What is required =>
Pick out each line containing the string "RECORDER".

Records supplied =>

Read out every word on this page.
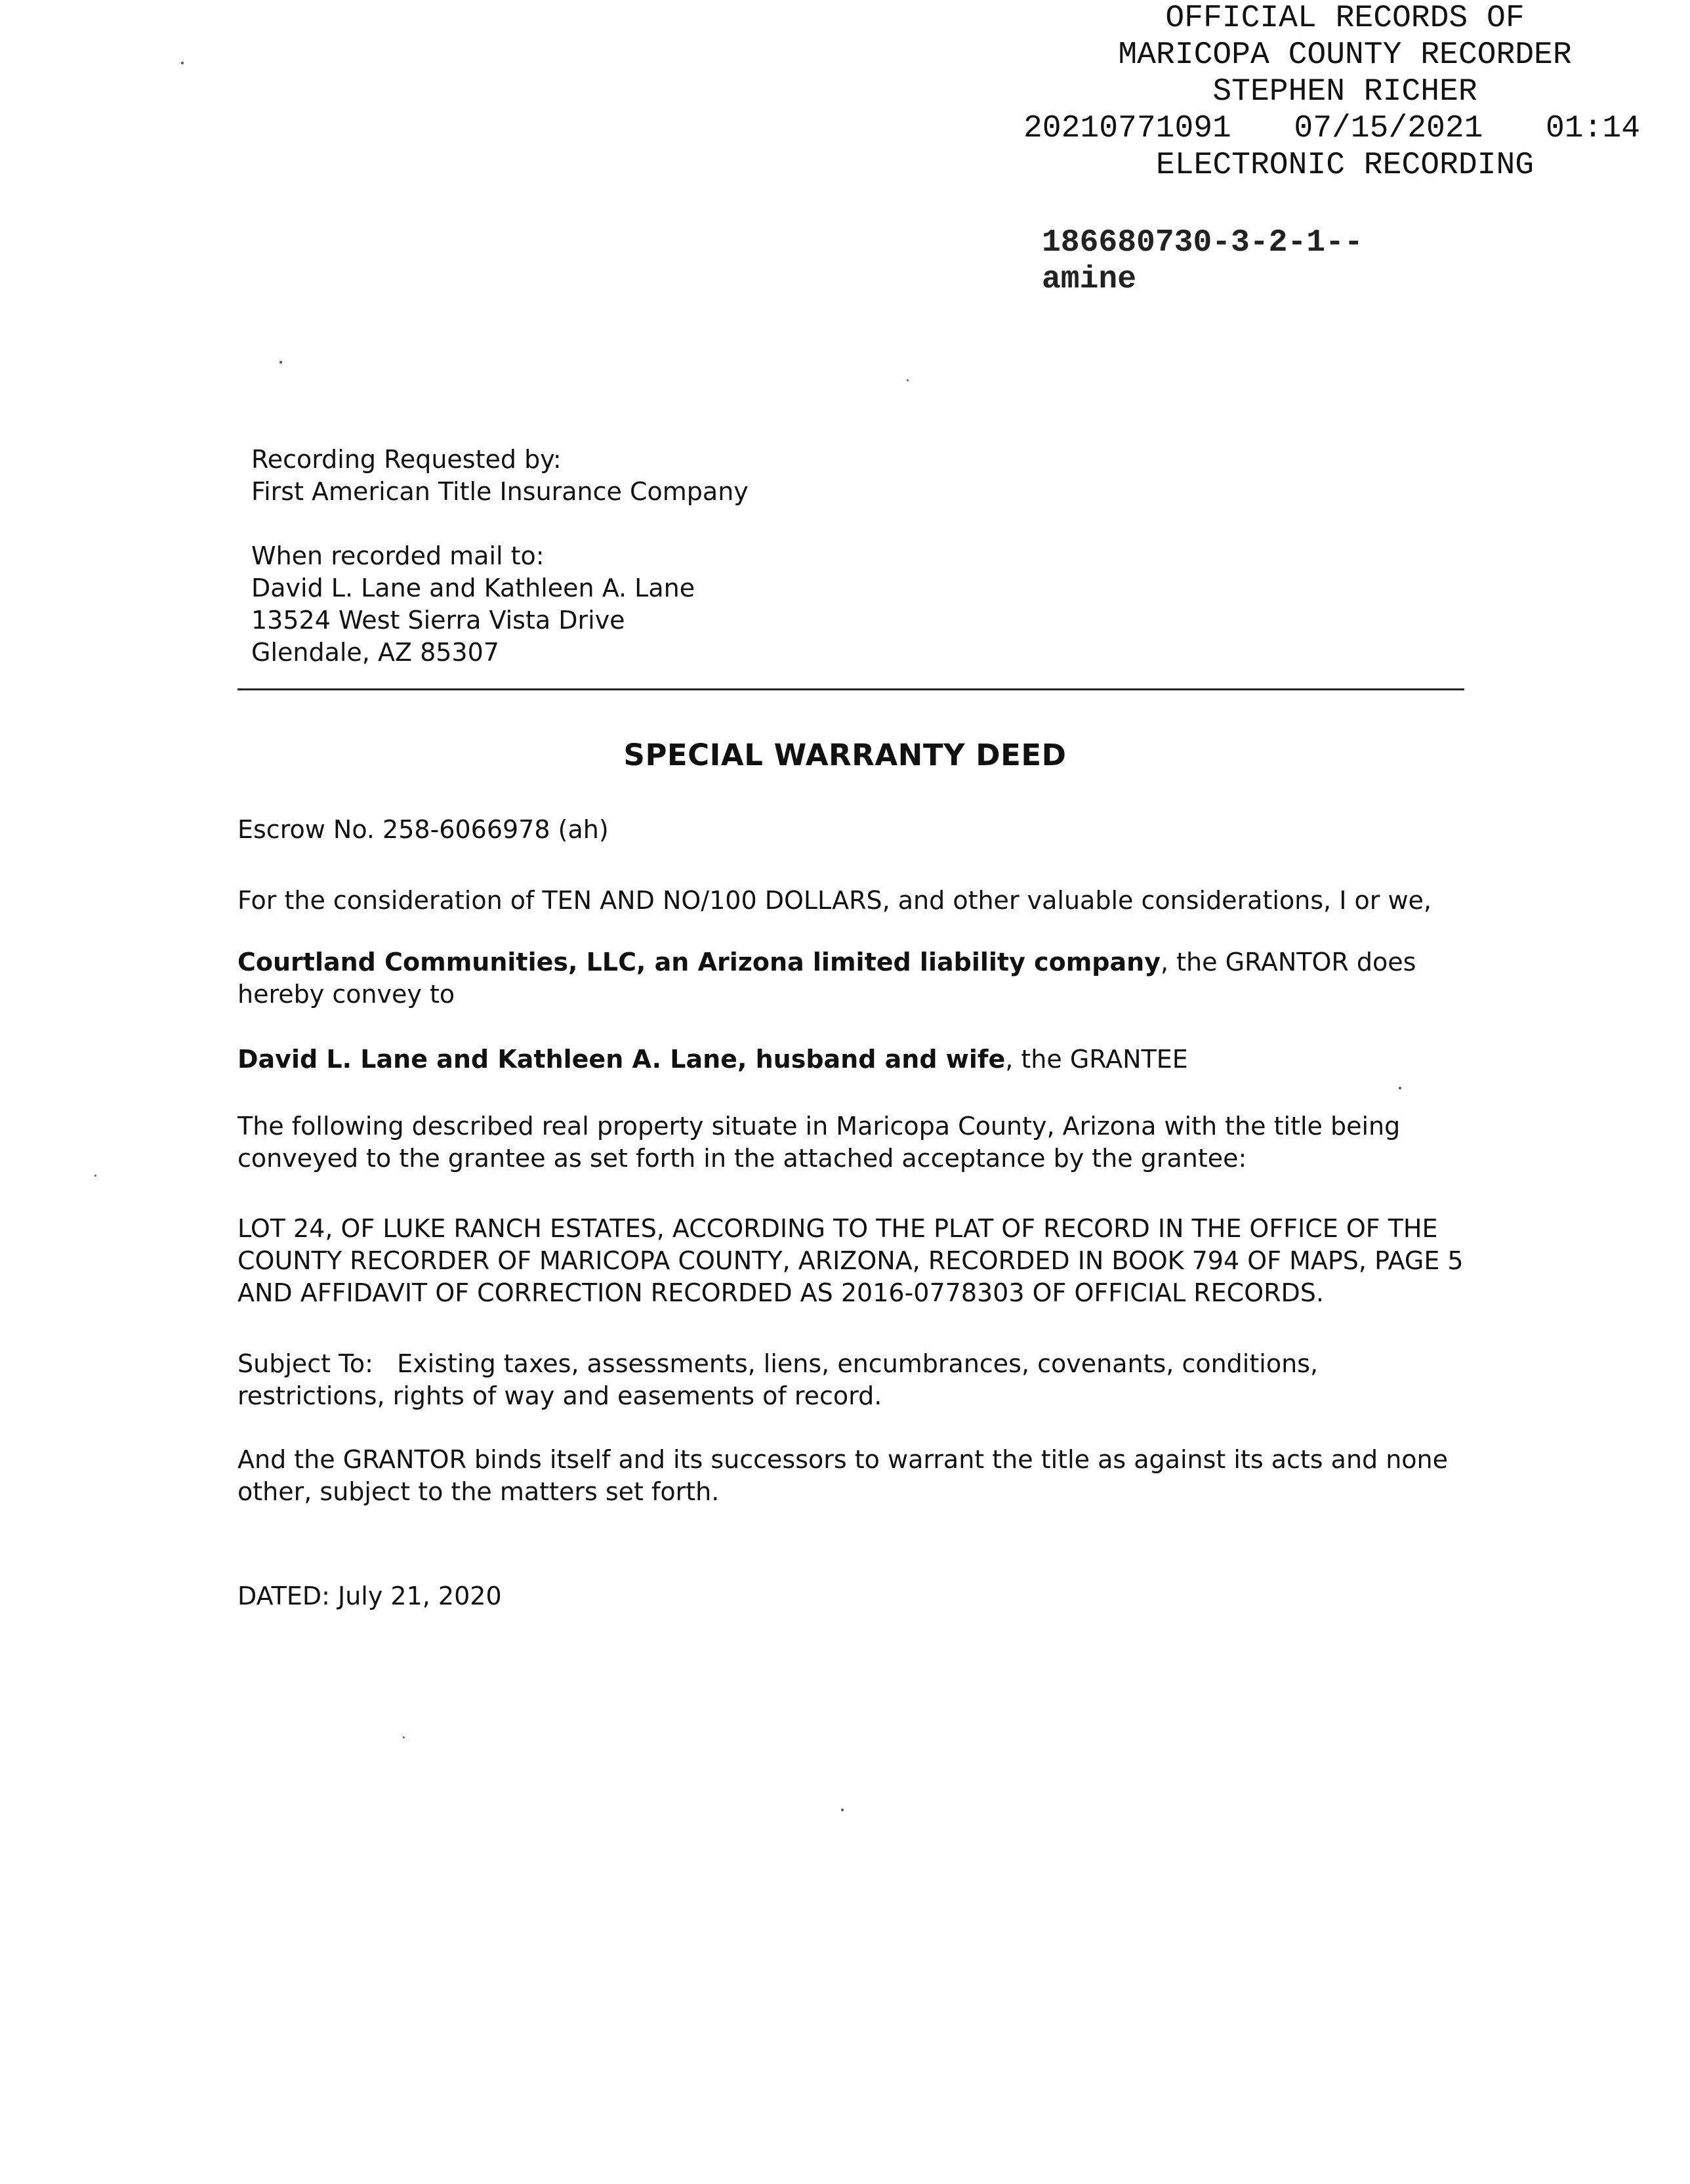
OFFICIAL RECORDS OF
MARICOPA COUNTY RECORDER
STEPHEN RICHER
20210771091 07/15/2021 01:14
ELECTRONIC RECORDING
186680730-3-2-1--
amine
Recording Requested by:
First American Title Insurance Company
When recorded mail to:
David L. Lane and Kathleen A. Lane
13524 West Sierra Vista Drive
Glendale, AZ 85307
SPECIAL WARRANTY DEED
Escrow No. 258-6066978 (ah)
For the consideration of TEN AND NO/100 DOLLARS, and other valuable considerations, I or we,
Courtland Communities, LLC, an Arizona limited liability company, the GRANTOR does hereby convey to
David L. Lane and Kathleen A. Lane, husband and wife, the GRANTEE
The following described real property situate in Maricopa County, Arizona with the title being conveyed to the grantee as set forth in the attached acceptance by the grantee:
LOT 24, OF LUKE RANCH ESTATES, ACCORDING TO THE PLAT OF RECORD IN THE OFFICE OF THE
COUNTY RECORDER OF MARICOPA COUNTY, ARIZONA, RECORDED IN BOOK 794 OF MAPS, PAGE 5
AND AFFIDAVIT OF CORRECTION RECORDED AS 2016-0778303 OF OFFICIAL RECORDS.
Subject To:   Existing taxes, assessments, liens, encumbrances, covenants, conditions, restrictions, rights of way and easements of record.
And the GRANTOR binds itself and its successors to warrant the title as against its acts and none other, subject to the matters set forth.
DATED: July 21, 2020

Final answer =>
MARICOPA COUNTY RECORDER
COUNTY RECORDER OF MARICOPA COUNTY, ARIZONA, RECORDED IN BOOK 794 OF MAPS, PAGE 5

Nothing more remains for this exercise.